§ WHAT YOU NEED TO DO: Scan the entries below for the word "cupiditate". Copy each line that has it.

§ ROWS:
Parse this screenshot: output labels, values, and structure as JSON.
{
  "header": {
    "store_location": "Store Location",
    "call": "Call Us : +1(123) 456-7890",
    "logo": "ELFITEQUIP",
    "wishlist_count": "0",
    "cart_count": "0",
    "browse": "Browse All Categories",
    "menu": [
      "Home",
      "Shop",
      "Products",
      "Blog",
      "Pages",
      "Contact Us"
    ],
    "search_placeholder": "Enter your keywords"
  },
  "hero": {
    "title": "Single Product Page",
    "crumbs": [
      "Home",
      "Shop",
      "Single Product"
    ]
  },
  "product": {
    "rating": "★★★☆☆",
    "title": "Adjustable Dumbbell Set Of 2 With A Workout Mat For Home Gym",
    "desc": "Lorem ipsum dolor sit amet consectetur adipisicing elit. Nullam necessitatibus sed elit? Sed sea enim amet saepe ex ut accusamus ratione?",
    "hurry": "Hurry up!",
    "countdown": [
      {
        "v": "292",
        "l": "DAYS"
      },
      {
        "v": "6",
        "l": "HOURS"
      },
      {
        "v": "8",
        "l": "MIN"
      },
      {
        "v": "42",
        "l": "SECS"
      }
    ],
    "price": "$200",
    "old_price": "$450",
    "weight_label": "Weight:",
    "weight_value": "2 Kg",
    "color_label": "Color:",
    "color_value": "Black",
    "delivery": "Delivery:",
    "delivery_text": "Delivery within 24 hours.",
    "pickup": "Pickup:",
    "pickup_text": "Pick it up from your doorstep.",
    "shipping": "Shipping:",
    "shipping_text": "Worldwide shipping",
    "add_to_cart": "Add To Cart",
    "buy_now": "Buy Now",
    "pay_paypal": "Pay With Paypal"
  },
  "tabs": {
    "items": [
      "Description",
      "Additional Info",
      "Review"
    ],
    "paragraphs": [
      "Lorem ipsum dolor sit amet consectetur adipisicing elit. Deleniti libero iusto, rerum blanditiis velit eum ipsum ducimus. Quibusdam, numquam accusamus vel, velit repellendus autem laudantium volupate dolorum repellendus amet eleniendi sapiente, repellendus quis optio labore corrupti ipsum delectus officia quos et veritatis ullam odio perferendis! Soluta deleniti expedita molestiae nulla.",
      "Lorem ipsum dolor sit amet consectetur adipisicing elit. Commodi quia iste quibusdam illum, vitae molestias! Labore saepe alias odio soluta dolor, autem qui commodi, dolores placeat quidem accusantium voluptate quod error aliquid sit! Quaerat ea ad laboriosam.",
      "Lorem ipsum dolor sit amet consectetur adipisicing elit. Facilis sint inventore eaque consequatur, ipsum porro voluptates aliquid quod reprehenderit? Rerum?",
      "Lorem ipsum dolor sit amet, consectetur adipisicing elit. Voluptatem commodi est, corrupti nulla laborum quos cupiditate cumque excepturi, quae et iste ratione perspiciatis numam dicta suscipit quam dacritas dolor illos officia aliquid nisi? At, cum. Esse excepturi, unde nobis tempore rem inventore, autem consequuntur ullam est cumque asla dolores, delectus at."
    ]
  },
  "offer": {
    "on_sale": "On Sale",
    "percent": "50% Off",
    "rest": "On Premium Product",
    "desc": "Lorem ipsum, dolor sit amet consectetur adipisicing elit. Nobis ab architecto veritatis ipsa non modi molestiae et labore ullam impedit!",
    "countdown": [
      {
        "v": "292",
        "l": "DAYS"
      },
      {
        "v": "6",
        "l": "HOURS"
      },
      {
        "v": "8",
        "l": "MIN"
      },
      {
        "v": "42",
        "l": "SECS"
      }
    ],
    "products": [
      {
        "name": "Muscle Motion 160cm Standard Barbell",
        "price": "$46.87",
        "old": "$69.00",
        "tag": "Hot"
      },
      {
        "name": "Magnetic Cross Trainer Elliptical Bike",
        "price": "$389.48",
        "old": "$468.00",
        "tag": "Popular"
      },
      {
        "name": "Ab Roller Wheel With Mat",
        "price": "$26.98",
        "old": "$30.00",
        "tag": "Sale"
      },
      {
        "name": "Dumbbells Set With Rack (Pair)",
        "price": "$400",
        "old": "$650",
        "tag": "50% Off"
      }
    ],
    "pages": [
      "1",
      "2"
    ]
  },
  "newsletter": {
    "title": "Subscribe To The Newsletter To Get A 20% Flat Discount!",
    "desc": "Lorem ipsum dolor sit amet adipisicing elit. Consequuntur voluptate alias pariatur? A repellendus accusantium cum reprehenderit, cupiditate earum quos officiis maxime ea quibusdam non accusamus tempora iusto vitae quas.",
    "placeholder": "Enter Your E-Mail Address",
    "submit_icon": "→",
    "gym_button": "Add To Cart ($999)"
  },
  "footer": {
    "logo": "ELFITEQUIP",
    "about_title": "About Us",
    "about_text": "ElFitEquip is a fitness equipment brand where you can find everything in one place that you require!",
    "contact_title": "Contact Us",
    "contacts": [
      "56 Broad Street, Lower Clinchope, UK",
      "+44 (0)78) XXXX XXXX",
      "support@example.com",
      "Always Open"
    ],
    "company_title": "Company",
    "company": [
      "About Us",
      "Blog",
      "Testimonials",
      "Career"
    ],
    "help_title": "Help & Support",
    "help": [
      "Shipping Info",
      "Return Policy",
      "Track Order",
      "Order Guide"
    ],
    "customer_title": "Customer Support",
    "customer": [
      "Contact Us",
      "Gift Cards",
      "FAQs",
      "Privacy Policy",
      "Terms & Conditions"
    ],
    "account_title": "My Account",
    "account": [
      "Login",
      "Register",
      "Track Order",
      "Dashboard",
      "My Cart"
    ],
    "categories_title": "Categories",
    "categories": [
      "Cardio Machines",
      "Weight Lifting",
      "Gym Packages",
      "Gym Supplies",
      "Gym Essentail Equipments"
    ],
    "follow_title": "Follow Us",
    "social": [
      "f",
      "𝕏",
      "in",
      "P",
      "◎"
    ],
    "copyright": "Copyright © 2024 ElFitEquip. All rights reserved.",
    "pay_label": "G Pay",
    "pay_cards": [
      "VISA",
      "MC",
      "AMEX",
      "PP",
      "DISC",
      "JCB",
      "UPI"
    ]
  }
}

§ RESULT FOR THIS TASK:
      "Lorem ipsum dolor sit amet, consectetur adipisicing elit. Voluptatem commodi est, corrupti nulla laborum quos cupiditate cumque excepturi, quae et iste ratione perspiciatis numam dicta suscipit quam dacritas dolor illos officia aliquid nisi? At, cum. Esse excepturi, unde nobis tempore rem inventore, autem consequuntur ullam est cumque asla dolores, delectus at."
    "desc": "Lorem ipsum dolor sit amet adipisicing elit. Consequuntur voluptate alias pariatur? A repellendus accusantium cum reprehenderit, cupiditate earum quos officiis maxime ea quibusdam non accusamus tempora iusto vitae quas.",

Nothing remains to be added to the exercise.